Scan each line of the records for the word "Recharge" and extract the ones that have it.

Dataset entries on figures
++++++

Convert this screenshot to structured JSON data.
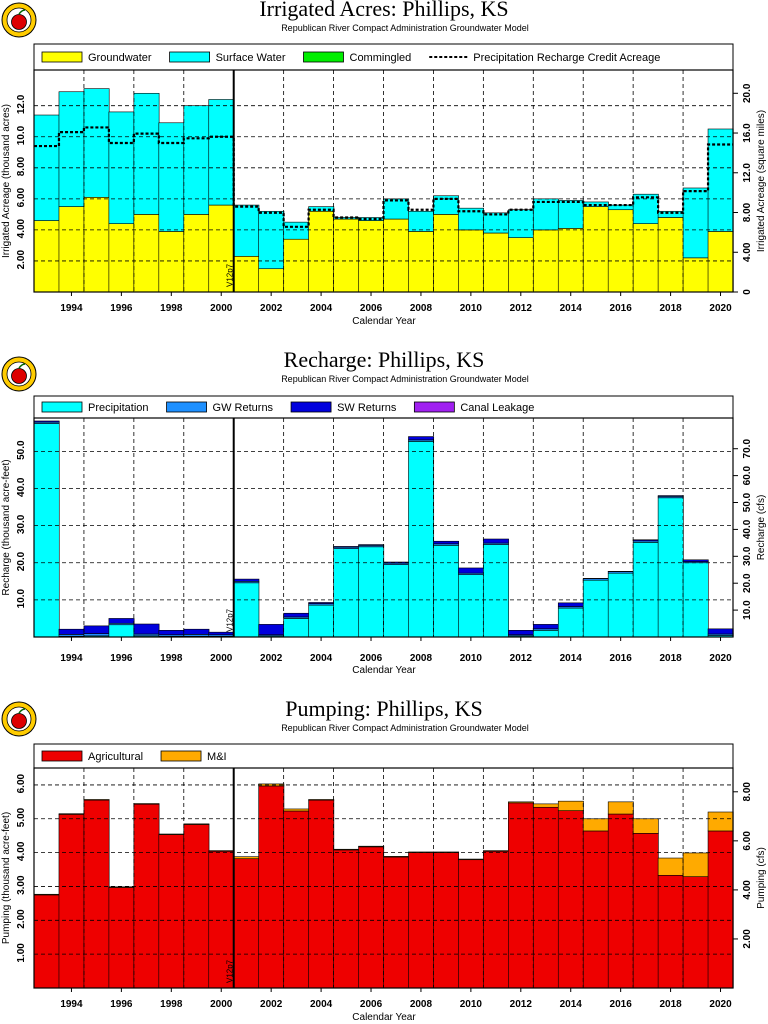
{
  "chart_data": [
    {
      "type": "bar",
      "title": "Irrigated Acres: Phillips, KS",
      "subtitle": "Republican River Compact Administration Groundwater Model",
      "xlabel": "Calendar Year",
      "ylabel": "Irrigated Acreage (thousand acres)",
      "y2label": "Irrigated Acreage (square miles)",
      "categories": [
        1993,
        1994,
        1995,
        1996,
        1997,
        1998,
        1999,
        2000,
        2001,
        2002,
        2003,
        2004,
        2005,
        2006,
        2007,
        2008,
        2009,
        2010,
        2011,
        2012,
        2013,
        2014,
        2015,
        2016,
        2017,
        2018,
        2019,
        2020
      ],
      "xticks": [
        "1994",
        "1996",
        "1998",
        "2000",
        "2002",
        "2004",
        "2006",
        "2008",
        "2010",
        "2012",
        "2014",
        "2016",
        "2018",
        "2020"
      ],
      "ylim": [
        0,
        14.3
      ],
      "yticks": [
        "2.00",
        "4.00",
        "6.00",
        "8.00",
        "10.0",
        "12.0"
      ],
      "y2ticks": [
        "0",
        "4.00",
        "8.00",
        "12.0",
        "16.0",
        "20.0"
      ],
      "y2_scale": 1.5625,
      "series": [
        {
          "name": "Groundwater",
          "color": "#ffff00",
          "values": [
            4.6,
            5.5,
            6.1,
            4.4,
            5.0,
            3.9,
            5.0,
            5.6,
            2.3,
            1.5,
            3.4,
            5.2,
            4.7,
            4.6,
            4.7,
            3.9,
            5.0,
            4.0,
            3.8,
            3.5,
            4.0,
            4.1,
            5.5,
            5.3,
            4.4,
            4.8,
            2.2,
            3.9
          ]
        },
        {
          "name": "Surface Water",
          "color": "#00ffff",
          "values": [
            6.8,
            7.4,
            7.0,
            7.2,
            7.8,
            7.0,
            7.0,
            6.8,
            3.3,
            3.7,
            1.1,
            0.3,
            0.1,
            0.2,
            1.3,
            1.3,
            1.2,
            1.4,
            1.3,
            1.8,
            2.0,
            1.8,
            0.3,
            0.3,
            1.9,
            0.4,
            4.5,
            6.6
          ]
        },
        {
          "name": "Commingled",
          "color": "#00ee00",
          "values": [
            0,
            0,
            0,
            0,
            0,
            0,
            0,
            0,
            0,
            0,
            0,
            0,
            0,
            0,
            0,
            0,
            0,
            0,
            0,
            0,
            0,
            0,
            0,
            0,
            0,
            0,
            0,
            0
          ]
        }
      ],
      "line": {
        "name": "Precipitation Recharge Credit Acreage",
        "values": [
          9.4,
          10.3,
          10.6,
          9.6,
          10.2,
          9.6,
          9.9,
          10.0,
          5.5,
          5.1,
          4.2,
          5.3,
          4.8,
          4.7,
          5.9,
          5.3,
          6.0,
          5.2,
          5.0,
          5.3,
          5.8,
          5.8,
          5.6,
          5.6,
          6.1,
          5.1,
          6.5,
          9.5
        ]
      },
      "marker": {
        "label": "V12p7",
        "between": [
          2000,
          2001
        ]
      },
      "grid": true,
      "legend": "top"
    },
    {
      "type": "bar",
      "title": "Recharge: Phillips, KS",
      "subtitle": "Republican River Compact Administration Groundwater Model",
      "xlabel": "Calendar Year",
      "ylabel": "Recharge (thousand acre-feet)",
      "y2label": "Recharge (cfs)",
      "categories": [
        1993,
        1994,
        1995,
        1996,
        1997,
        1998,
        1999,
        2000,
        2001,
        2002,
        2003,
        2004,
        2005,
        2006,
        2007,
        2008,
        2009,
        2010,
        2011,
        2012,
        2013,
        2014,
        2015,
        2016,
        2017,
        2018,
        2019,
        2020
      ],
      "xticks": [
        "1994",
        "1996",
        "1998",
        "2000",
        "2002",
        "2004",
        "2006",
        "2008",
        "2010",
        "2012",
        "2014",
        "2016",
        "2018",
        "2020"
      ],
      "ylim": [
        0,
        59
      ],
      "yticks": [
        "10.0",
        "20.0",
        "30.0",
        "40.0",
        "50.0"
      ],
      "y2ticks": [
        "10.0",
        "20.0",
        "30.0",
        "40.0",
        "50.0",
        "60.0",
        "70.0"
      ],
      "y2_scale": 1.38,
      "series": [
        {
          "name": "Precipitation",
          "color": "#00ffff",
          "values": [
            57.5,
            0.2,
            0.3,
            3.3,
            0.3,
            0.2,
            0.2,
            0.2,
            14.6,
            0.3,
            5.0,
            8.6,
            23.8,
            24.3,
            19.5,
            52.7,
            24.7,
            16.8,
            24.9,
            0.3,
            1.8,
            7.8,
            15.3,
            17.2,
            25.5,
            37.5,
            20.0,
            0.4
          ]
        },
        {
          "name": "GW Returns",
          "color": "#1e90ff",
          "values": [
            0.4,
            0.5,
            0.6,
            0.4,
            0.5,
            0.4,
            0.5,
            0.4,
            0.4,
            0.3,
            0.4,
            0.4,
            0.4,
            0.4,
            0.4,
            0.4,
            0.4,
            0.4,
            0.4,
            0.3,
            0.4,
            0.4,
            0.4,
            0.4,
            0.4,
            0.4,
            0.3,
            0.4
          ]
        },
        {
          "name": "SW Returns",
          "color": "#0000dd",
          "values": [
            0.3,
            1.4,
            2.1,
            1.3,
            2.7,
            1.2,
            1.4,
            0.7,
            0.6,
            2.8,
            1.0,
            0.3,
            0.2,
            0.2,
            0.3,
            0.9,
            0.7,
            1.4,
            1.1,
            1.2,
            1.2,
            1.0,
            0.1,
            0.1,
            0.3,
            0.2,
            0.5,
            1.4
          ]
        },
        {
          "name": "Canal Leakage",
          "color": "#a020f0",
          "values": [
            0,
            0,
            0,
            0,
            0,
            0,
            0,
            0,
            0,
            0,
            0,
            0,
            0,
            0,
            0,
            0,
            0,
            0,
            0,
            0,
            0,
            0,
            0,
            0,
            0,
            0,
            0,
            0
          ]
        }
      ],
      "marker": {
        "label": "V12p7",
        "between": [
          2000,
          2001
        ]
      },
      "grid": true,
      "legend": "top"
    },
    {
      "type": "bar",
      "title": "Pumping: Phillips, KS",
      "subtitle": "Republican River Compact Administration Groundwater Model",
      "xlabel": "Calendar Year",
      "ylabel": "Pumping (thousand acre-feet)",
      "y2label": "Pumping (cfs)",
      "categories": [
        1993,
        1994,
        1995,
        1996,
        1997,
        1998,
        1999,
        2000,
        2001,
        2002,
        2003,
        2004,
        2005,
        2006,
        2007,
        2008,
        2009,
        2010,
        2011,
        2012,
        2013,
        2014,
        2015,
        2016,
        2017,
        2018,
        2019,
        2020
      ],
      "xticks": [
        "1994",
        "1996",
        "1998",
        "2000",
        "2002",
        "2004",
        "2006",
        "2008",
        "2010",
        "2012",
        "2014",
        "2016",
        "2018",
        "2020"
      ],
      "ylim": [
        0,
        6.5
      ],
      "yticks": [
        "1.00",
        "2.00",
        "3.00",
        "4.00",
        "5.00",
        "6.00"
      ],
      "y2ticks": [
        "2.00",
        "4.00",
        "6.00",
        "8.00"
      ],
      "y2_scale": 1.38,
      "series": [
        {
          "name": "Agricultural",
          "color": "#ee0000",
          "values": [
            2.75,
            5.13,
            5.55,
            2.97,
            5.43,
            4.53,
            4.83,
            4.04,
            3.82,
            5.97,
            5.23,
            5.55,
            4.08,
            4.17,
            3.87,
            4.0,
            4.0,
            3.79,
            4.04,
            5.47,
            5.34,
            5.24,
            4.64,
            5.14,
            4.57,
            3.33,
            3.29,
            4.64
          ]
        },
        {
          "name": "M&I",
          "color": "#ffaa00",
          "values": [
            0.02,
            0.02,
            0.02,
            0.02,
            0.02,
            0.02,
            0.02,
            0.02,
            0.06,
            0.06,
            0.06,
            0.02,
            0.02,
            0.02,
            0.02,
            0.02,
            0.02,
            0.02,
            0.02,
            0.03,
            0.1,
            0.28,
            0.36,
            0.36,
            0.43,
            0.51,
            0.7,
            0.56
          ]
        }
      ],
      "marker": {
        "label": "V12p7",
        "between": [
          2000,
          2001
        ]
      },
      "grid": true,
      "legend": "top"
    }
  ]
}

++++++

ANSWER TO THE EXERCISE
        "name": "Precipitation Recharge Credit Acreage",
      "title": "Recharge: Phillips, KS",
      "ylabel": "Recharge (thousand acre-feet)",
      "y2label": "Recharge (cfs)",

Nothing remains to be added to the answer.